SHORT TASK:
Examine each line of the data. Copy those that contain the string "прогнозного".

━━ INPUT ROWS

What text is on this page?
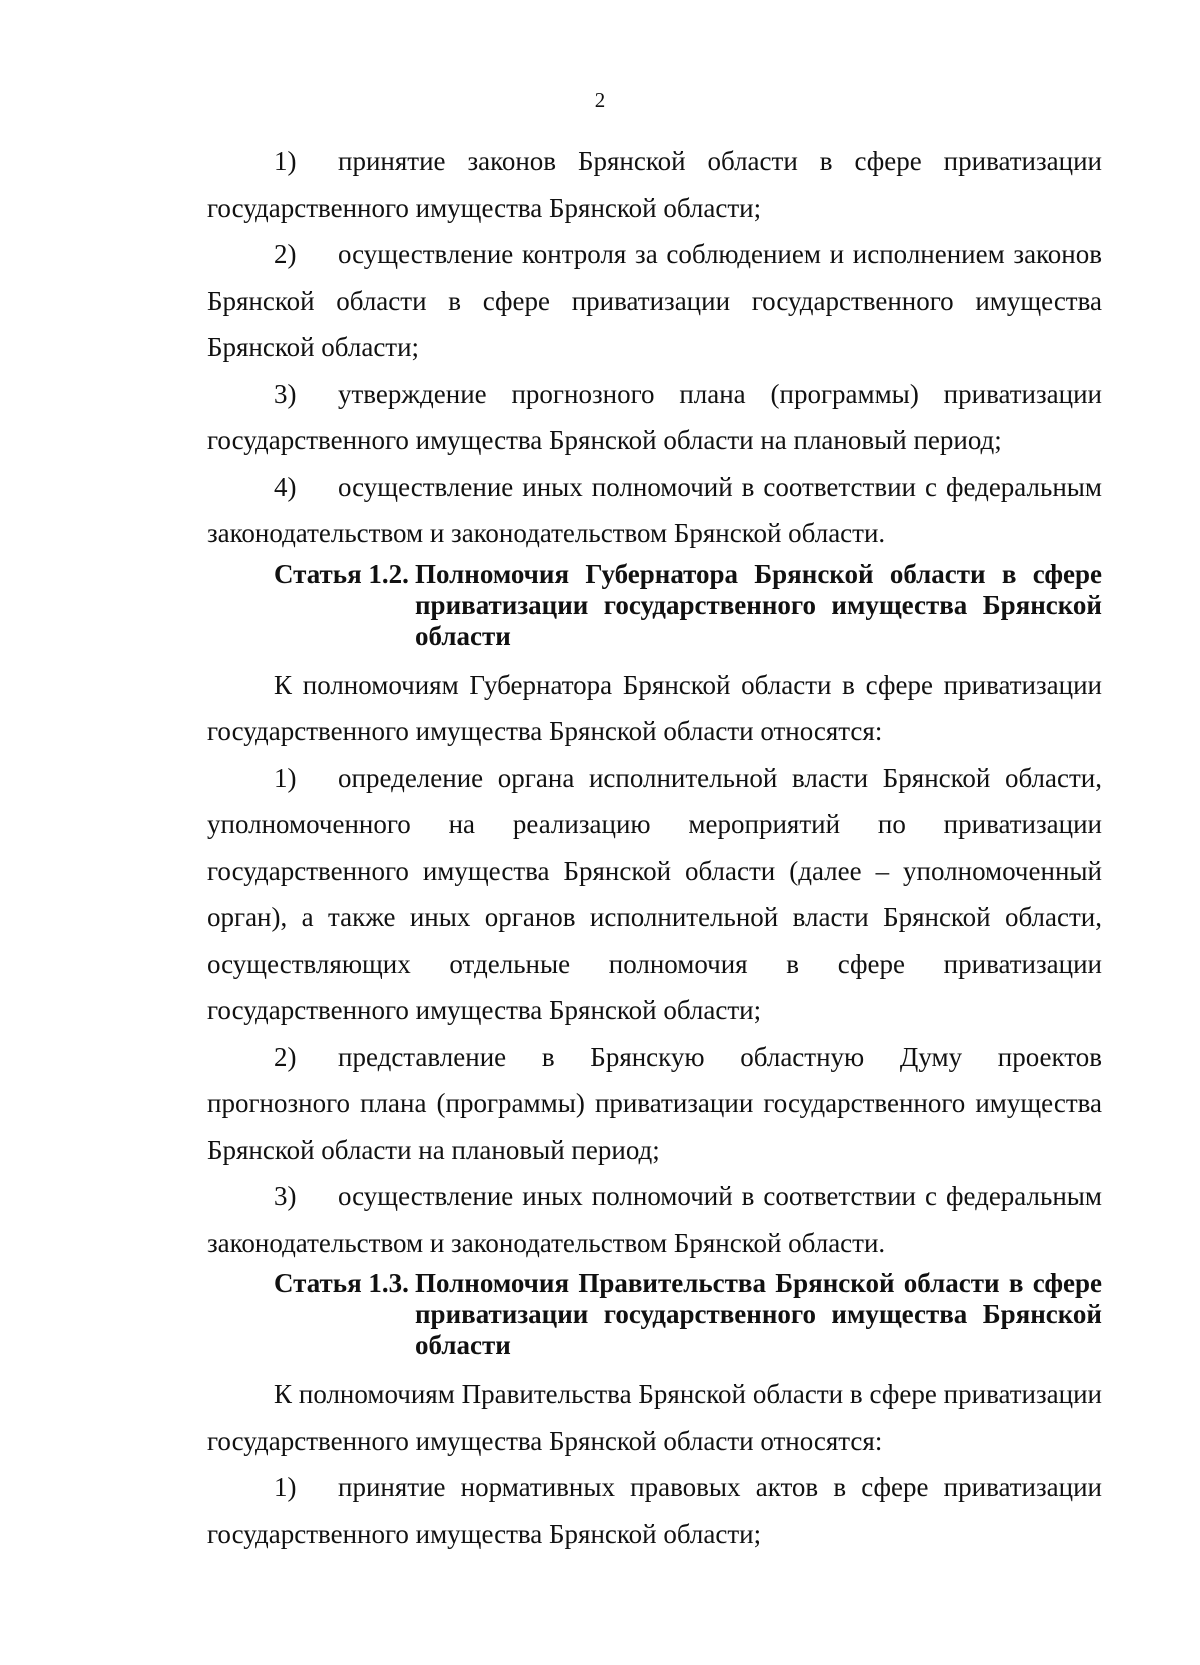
2
1)	принятие законов Брянской области в сфере приватизации
государственного имущества Брянской области;
2)	осуществление контроля за соблюдением и исполнением законов
Брянской области в сфере приватизации государственного имущества Брянской области;
3)	утверждение прогнозного плана (программы) приватизации
государственного имущества Брянской области на плановый период;
4)	осуществление иных полномочий в соответствии с федеральным
законодательством и законодательством Брянской области.
Статья 1.2. Полномочия Губернатора Брянской области в сфере приватизации государственного имущества Брянской области
К полномочиям Губернатора Брянской области в сфере приватизации государственного имущества Брянской области относятся:
1)	определение органа исполнительной власти Брянской области,
уполномоченного на реализацию мероприятий по приватизации государственного имущества Брянской области (далее – уполномоченный орган), а также иных органов исполнительной власти Брянской области, осуществляющих отдельные полномочия в сфере приватизации государственного имущества Брянской области;
2)	представление в Брянскую областную Думу проектов
прогнозного плана (программы) приватизации государственного имущества Брянской области на плановый период;
3)	осуществление иных полномочий в соответствии с федеральным
законодательством и законодательством Брянской области.
Статья 1.3. Полномочия Правительства Брянской области в сфере приватизации государственного имущества Брянской области
К полномочиям Правительства Брянской области в сфере приватизации государственного имущества Брянской области относятся:
1)	принятие нормативных правовых актов в сфере приватизации
государственного имущества Брянской области;
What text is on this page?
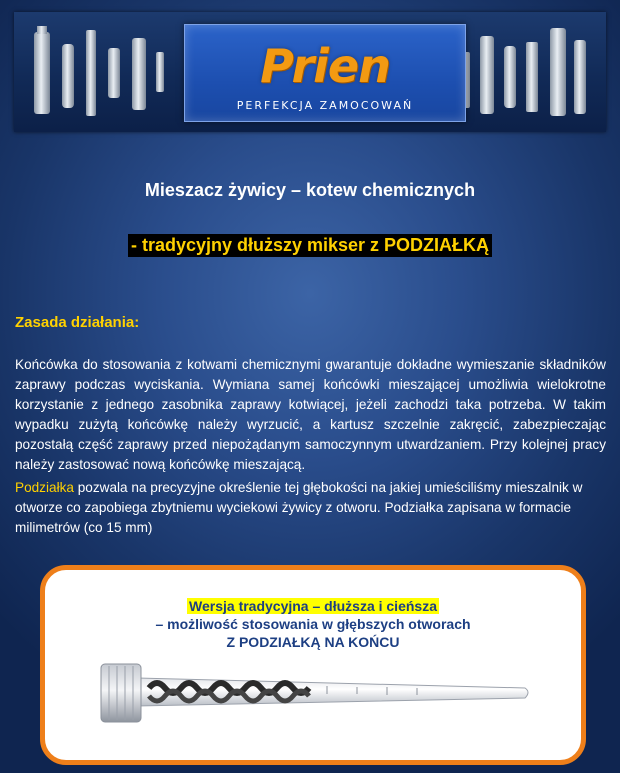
Prien
PERFEKCJA ZAMOCOWAŃ
Mieszacz żywicy – kotew chemicznych
- tradycyjny dłuższy mikser z PODZIAŁKĄ
Zasada działania:
Końcówka do stosowania z kotwami chemicznymi gwarantuje dokładne wymieszanie składników zaprawy podczas wyciskania. Wymiana samej końcówki mieszającej umożliwia wielokrotne korzystanie z jednego zasobnika zaprawy kotwiącej, jeżeli zachodzi taka potrzeba. W takim wypadku zużytą końcówkę należy wyrzucić, a kartusz szczelnie zakręcić, zabezpieczając pozostałą część zaprawy przed niepożądanym samoczynnym utwardzaniem. Przy kolejnej pracy należy zastosować nową końcówkę mieszającą.
Podziałka pozwala na precyzyjne określenie tej głębokości na jakiej umieściliśmy mieszalnik w otworze co zapobiega zbytniemu wyciekowi żywicy z otworu. Podziałka zapisana w formacie milimetrów (co 15 mm)
Wersja tradycyjna – dłuższa i cieńsza
– możliwość stosowania w głębszych otworach
Z PODZIAŁKĄ NA KOŃCU
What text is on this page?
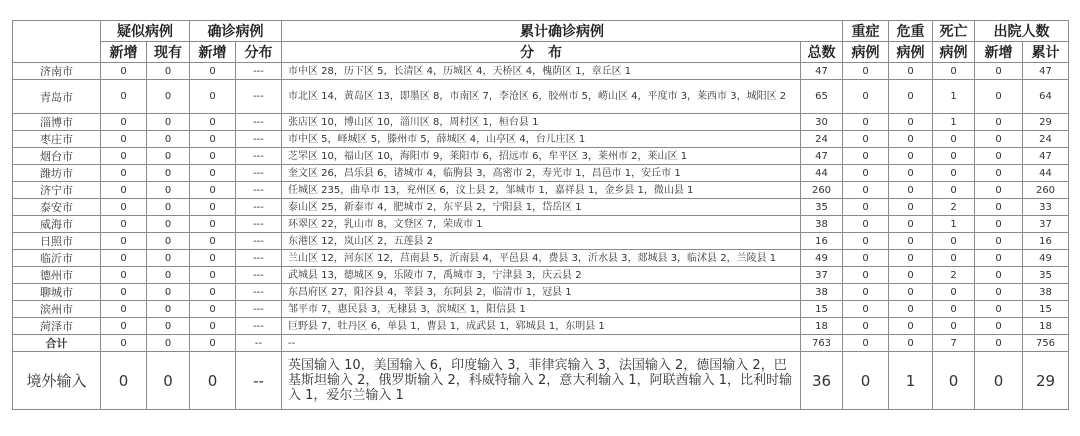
	疑似病例		确诊病例		累计确诊病例		重症	危重	死亡	出院人数	
	新增	现有	新增	分布	分　布	总数	病例	病例	病例	新增	累计
济南市	0	0	0	---	市中区 28，历下区 5，长清区 4，历城区 4，天桥区 4，槐荫区 1，章丘区 1	47	0	0	0	0	47
青岛市	0	0	0	---	市北区 14，黄岛区 13，即墨区 8，市南区 7，李沧区 6，胶州市 5，崂山区 4，平度市 3，莱西市 3，城阳区 2	65	0	0	1	0	64
淄博市	0	0	0	---	张店区 10，博山区 10，淄川区 8，周村区 1，桓台县 1	30	0	0	1	0	29
枣庄市	0	0	0	---	市中区 5，峄城区 5，滕州市 5，薛城区 4，山亭区 4，台儿庄区 1	24	0	0	0	0	24
烟台市	0	0	0	---	芝罘区 10，福山区 10，海阳市 9，莱阳市 6，招远市 6，牟平区 3，莱州市 2，莱山区 1	47	0	0	0	0	47
潍坊市	0	0	0	---	奎文区 26，昌乐县 6，诸城市 4，临朐县 3，高密市 2，寿光市 1，昌邑市 1，安丘市 1	44	0	0	0	0	44
济宁市	0	0	0	---	任城区 235，曲阜市 13，兖州区 6，汶上县 2，邹城市 1，嘉祥县 1，金乡县 1，微山县 1	260	0	0	0	0	260
泰安市	0	0	0	---	泰山区 25，新泰市 4，肥城市 2，东平县 2，宁阳县 1，岱岳区 1	35	0	0	2	0	33
威海市	0	0	0	---	环翠区 22，乳山市 8，文登区 7，荣成市 1	38	0	0	1	0	37
日照市	0	0	0	---	东港区 12，岚山区 2，五莲县 2	16	0	0	0	0	16
临沂市	0	0	0	---	兰山区 12，河东区 12，莒南县 5，沂南县 4，平邑县 4，费县 3，沂水县 3，郯城县 3，临沭县 2，兰陵县 1	49	0	0	0	0	49
德州市	0	0	0	---	武城县 13，德城区 9，乐陵市 7，禹城市 3，宁津县 3，庆云县 2	37	0	0	2	0	35
聊城市	0	0	0	---	东昌府区 27，阳谷县 4，莘县 3，东阿县 2，临清市 1，冠县 1	38	0	0	0	0	38
滨州市	0	0	0	---	邹平市 7，惠民县 3，无棣县 3，滨城区 1，阳信县 1	15	0	0	0	0	15
菏泽市	0	0	0	---	巨野县 7，牡丹区 6，单县 1，曹县 1，成武县 1，郓城县 1，东明县 1	18	0	0	0	0	18
合计	0	0	0	--	--	763	0	0	7	0	756
境外输入	0	0	0	--	英国输入 10，美国输入 6，印度输入 3，菲律宾输入 3，法国输入 2，德国输入 2，巴基斯坦输入 2，俄罗斯输入 2，科威特输入 2，意大利输入 1，阿联酋输入 1，比利时输入 1，爱尔兰输入 1	36	0	1	0	0	29
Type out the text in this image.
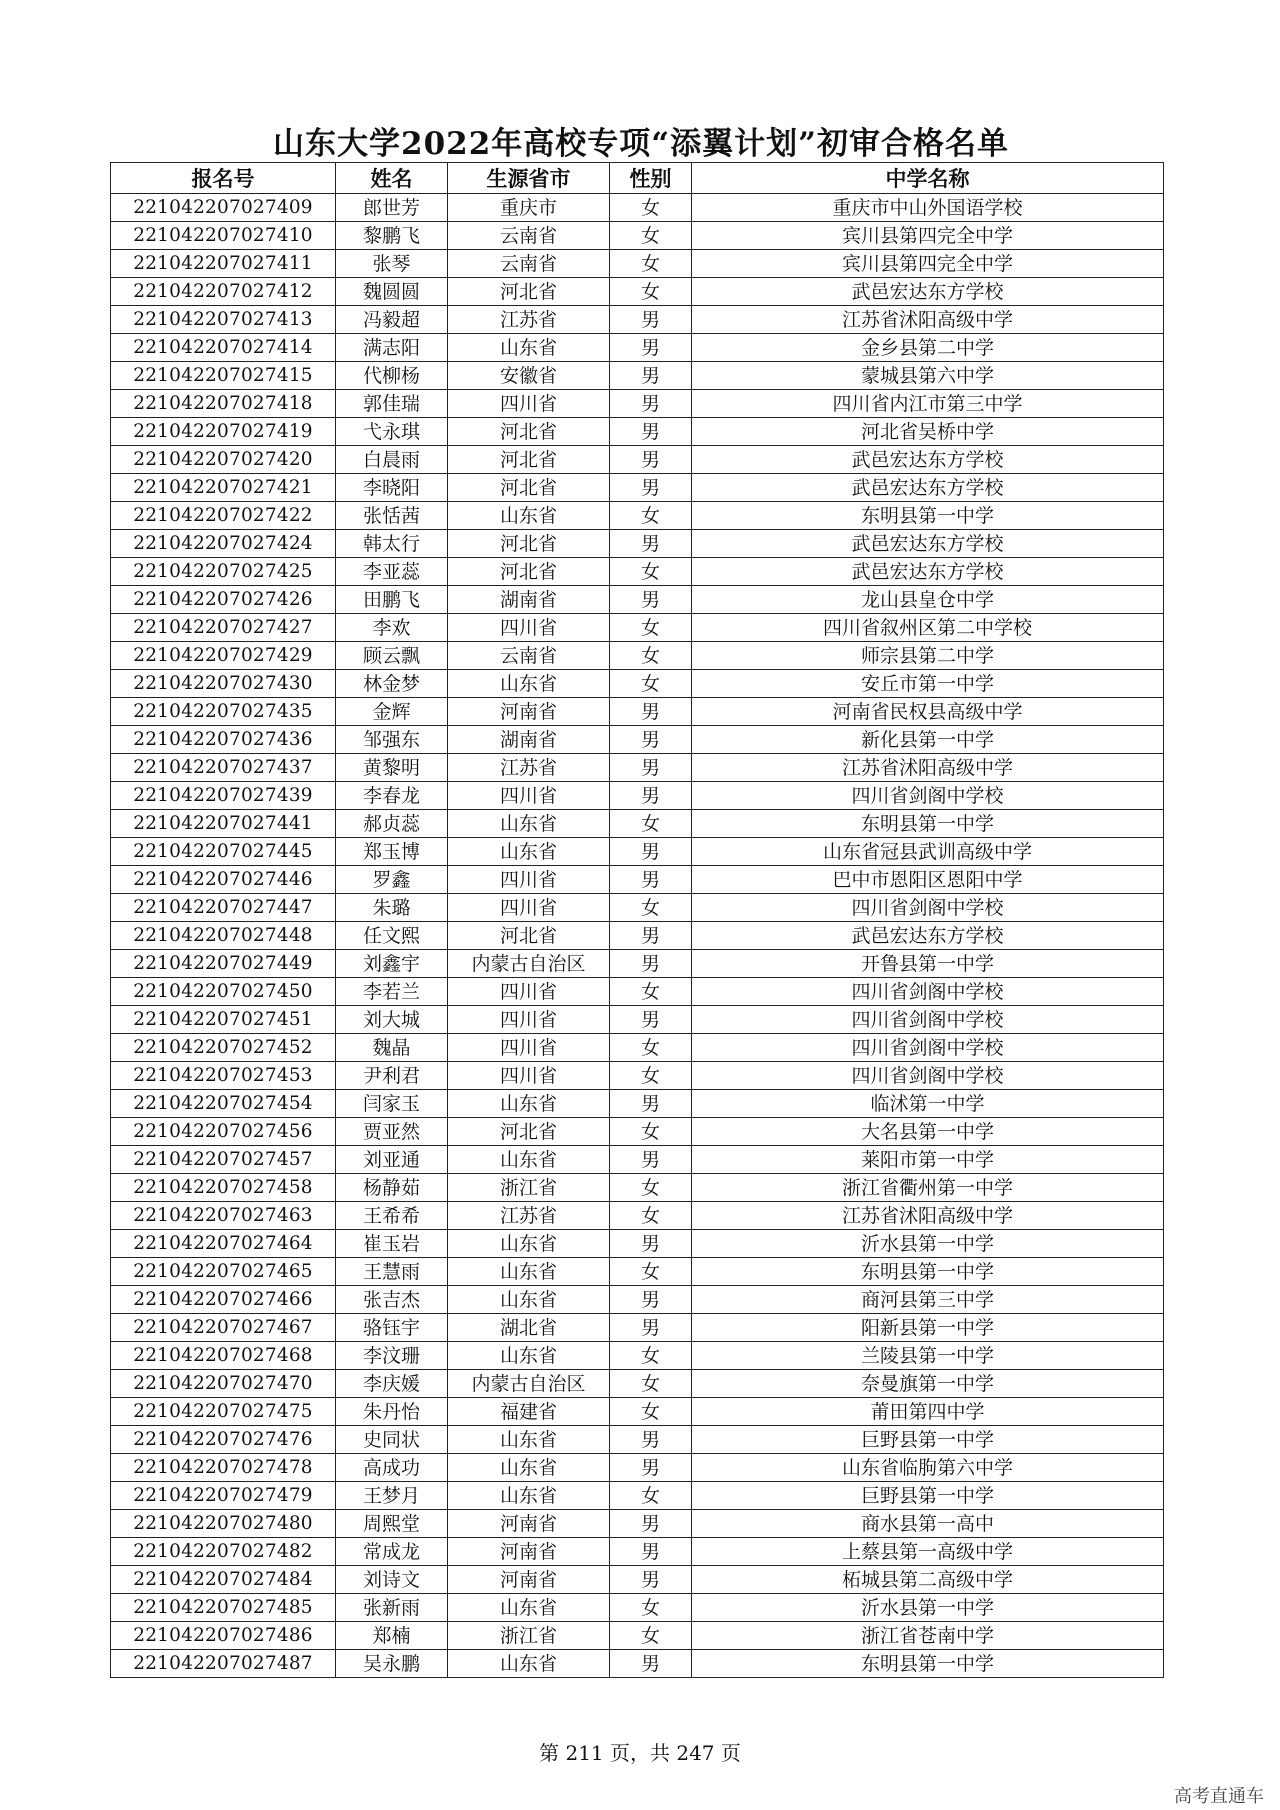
山东大学2022年高校专项“添翼计划”初审合格名单
报名号	姓名	生源省市	性别	中学名称
221042207027409	郎世芳	重庆市	女	重庆市中山外国语学校
221042207027410	黎鹏飞	云南省	女	宾川县第四完全中学
221042207027411	张琴	云南省	女	宾川县第四完全中学
221042207027412	魏圆圆	河北省	女	武邑宏达东方学校
221042207027413	冯毅超	江苏省	男	江苏省沭阳高级中学
221042207027414	满志阳	山东省	男	金乡县第二中学
221042207027415	代柳杨	安徽省	男	蒙城县第六中学
221042207027418	郭佳瑞	四川省	男	四川省内江市第三中学
221042207027419	弋永琪	河北省	男	河北省吴桥中学
221042207027420	白晨雨	河北省	男	武邑宏达东方学校
221042207027421	李晓阳	河北省	男	武邑宏达东方学校
221042207027422	张恬茜	山东省	女	东明县第一中学
221042207027424	韩太行	河北省	男	武邑宏达东方学校
221042207027425	李亚蕊	河北省	女	武邑宏达东方学校
221042207027426	田鹏飞	湖南省	男	龙山县皇仓中学
221042207027427	李欢	四川省	女	四川省叙州区第二中学校
221042207027429	顾云飘	云南省	女	师宗县第二中学
221042207027430	林金梦	山东省	女	安丘市第一中学
221042207027435	金辉	河南省	男	河南省民权县高级中学
221042207027436	邹强东	湖南省	男	新化县第一中学
221042207027437	黄黎明	江苏省	男	江苏省沭阳高级中学
221042207027439	李春龙	四川省	男	四川省剑阁中学校
221042207027441	郝贞蕊	山东省	女	东明县第一中学
221042207027445	郑玉博	山东省	男	山东省冠县武训高级中学
221042207027446	罗鑫	四川省	男	巴中市恩阳区恩阳中学
221042207027447	朱璐	四川省	女	四川省剑阁中学校
221042207027448	任文熙	河北省	男	武邑宏达东方学校
221042207027449	刘鑫宇	内蒙古自治区	男	开鲁县第一中学
221042207027450	李若兰	四川省	女	四川省剑阁中学校
221042207027451	刘大城	四川省	男	四川省剑阁中学校
221042207027452	魏晶	四川省	女	四川省剑阁中学校
221042207027453	尹利君	四川省	女	四川省剑阁中学校
221042207027454	闫家玉	山东省	男	临沭第一中学
221042207027456	贾亚然	河北省	女	大名县第一中学
221042207027457	刘亚通	山东省	男	莱阳市第一中学
221042207027458	杨静茹	浙江省	女	浙江省衢州第一中学
221042207027463	王希希	江苏省	女	江苏省沭阳高级中学
221042207027464	崔玉岩	山东省	男	沂水县第一中学
221042207027465	王慧雨	山东省	女	东明县第一中学
221042207027466	张吉杰	山东省	男	商河县第三中学
221042207027467	骆钰宇	湖北省	男	阳新县第一中学
221042207027468	李汶珊	山东省	女	兰陵县第一中学
221042207027470	李庆媛	内蒙古自治区	女	奈曼旗第一中学
221042207027475	朱丹怡	福建省	女	莆田第四中学
221042207027476	史同状	山东省	男	巨野县第一中学
221042207027478	高成功	山东省	男	山东省临朐第六中学
221042207027479	王梦月	山东省	女	巨野县第一中学
221042207027480	周熙堂	河南省	男	商水县第一高中
221042207027482	常成龙	河南省	男	上蔡县第一高级中学
221042207027484	刘诗文	河南省	男	柘城县第二高级中学
221042207027485	张新雨	山东省	女	沂水县第一中学
221042207027486	郑楠	浙江省	女	浙江省苍南中学
221042207027487	吴永鹏	山东省	男	东明县第一中学
第 211 页，共 247 页
高考直通车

━━━━

EXPECTED OUTPUT:
3)	утверждение прогнозного плана (программы) приватизации
прогнозного плана (программы) приватизации государственного имущества Брянской области на плановый период;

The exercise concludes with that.